(Stored data)
————

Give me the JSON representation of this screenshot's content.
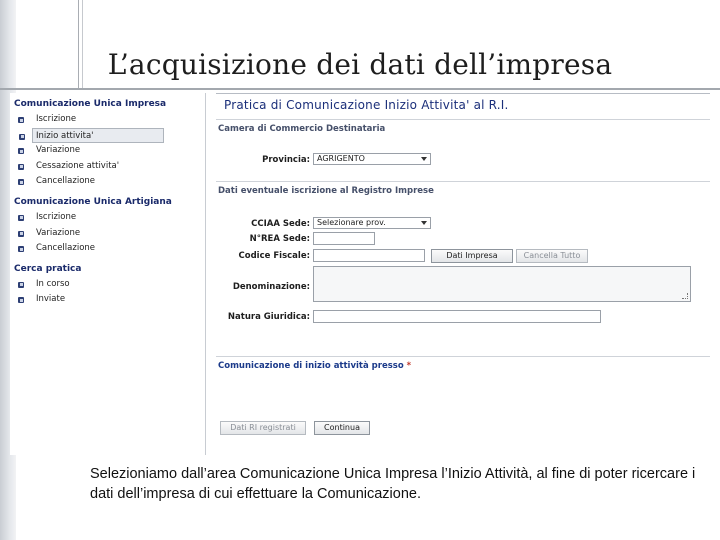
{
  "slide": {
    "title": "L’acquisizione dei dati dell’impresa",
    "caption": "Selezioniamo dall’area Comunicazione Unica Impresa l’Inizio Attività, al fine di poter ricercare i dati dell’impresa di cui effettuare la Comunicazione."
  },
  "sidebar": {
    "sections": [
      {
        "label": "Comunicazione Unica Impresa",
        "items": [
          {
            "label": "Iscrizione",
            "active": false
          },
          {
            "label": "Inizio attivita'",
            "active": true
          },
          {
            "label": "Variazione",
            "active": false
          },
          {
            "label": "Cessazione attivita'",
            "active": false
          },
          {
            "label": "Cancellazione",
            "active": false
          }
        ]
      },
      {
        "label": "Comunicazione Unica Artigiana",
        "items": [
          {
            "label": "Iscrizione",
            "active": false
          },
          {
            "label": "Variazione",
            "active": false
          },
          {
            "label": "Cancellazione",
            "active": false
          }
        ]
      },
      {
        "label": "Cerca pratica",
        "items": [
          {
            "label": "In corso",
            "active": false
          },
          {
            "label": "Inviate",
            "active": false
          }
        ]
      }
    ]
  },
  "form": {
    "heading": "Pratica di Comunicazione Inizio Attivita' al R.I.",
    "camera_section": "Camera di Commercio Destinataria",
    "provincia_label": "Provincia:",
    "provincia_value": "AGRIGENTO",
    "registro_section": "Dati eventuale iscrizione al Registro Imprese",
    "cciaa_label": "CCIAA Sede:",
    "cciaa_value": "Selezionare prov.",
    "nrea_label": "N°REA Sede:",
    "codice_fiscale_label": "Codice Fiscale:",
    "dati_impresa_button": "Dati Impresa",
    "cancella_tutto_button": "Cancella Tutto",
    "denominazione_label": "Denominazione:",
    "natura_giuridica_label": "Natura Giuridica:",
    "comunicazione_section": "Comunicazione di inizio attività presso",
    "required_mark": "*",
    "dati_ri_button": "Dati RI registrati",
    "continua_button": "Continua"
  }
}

————

§ WHAT IS REQUIRED:
Retype the records exactly. Any image in them should not appear in what you write.

§ ANSWER TO THE PROBLEM:
Give me the JSON representation of this screenshot's content.
{
  "slide": {
    "title": "L’acquisizione dei dati dell’impresa",
    "caption": "Selezioniamo dall’area Comunicazione Unica Impresa l’Inizio Attività, al fine di poter ricercare i dati dell’impresa di cui effettuare la Comunicazione."
  },
  "sidebar": {
    "sections": [
      {
        "label": "Comunicazione Unica Impresa",
        "items": [
          {
            "label": "Iscrizione",
            "active": false
          },
          {
            "label": "Inizio attivita'",
            "active": true
          },
          {
            "label": "Variazione",
            "active": false
          },
          {
            "label": "Cessazione attivita'",
            "active": false
          },
          {
            "label": "Cancellazione",
            "active": false
          }
        ]
      },
      {
        "label": "Comunicazione Unica Artigiana",
        "items": [
          {
            "label": "Iscrizione",
            "active": false
          },
          {
            "label": "Variazione",
            "active": false
          },
          {
            "label": "Cancellazione",
            "active": false
          }
        ]
      },
      {
        "label": "Cerca pratica",
        "items": [
          {
            "label": "In corso",
            "active": false
          },
          {
            "label": "Inviate",
            "active": false
          }
        ]
      }
    ]
  },
  "form": {
    "heading": "Pratica di Comunicazione Inizio Attivita' al R.I.",
    "camera_section": "Camera di Commercio Destinataria",
    "provincia_label": "Provincia:",
    "provincia_value": "AGRIGENTO",
    "registro_section": "Dati eventuale iscrizione al Registro Imprese",
    "cciaa_label": "CCIAA Sede:",
    "cciaa_value": "Selezionare prov.",
    "nrea_label": "N°REA Sede:",
    "codice_fiscale_label": "Codice Fiscale:",
    "dati_impresa_button": "Dati Impresa",
    "cancella_tutto_button": "Cancella Tutto",
    "denominazione_label": "Denominazione:",
    "natura_giuridica_label": "Natura Giuridica:",
    "comunicazione_section": "Comunicazione di inizio attività presso",
    "required_mark": "*",
    "dati_ri_button": "Dati RI registrati",
    "continua_button": "Continua"
  }
}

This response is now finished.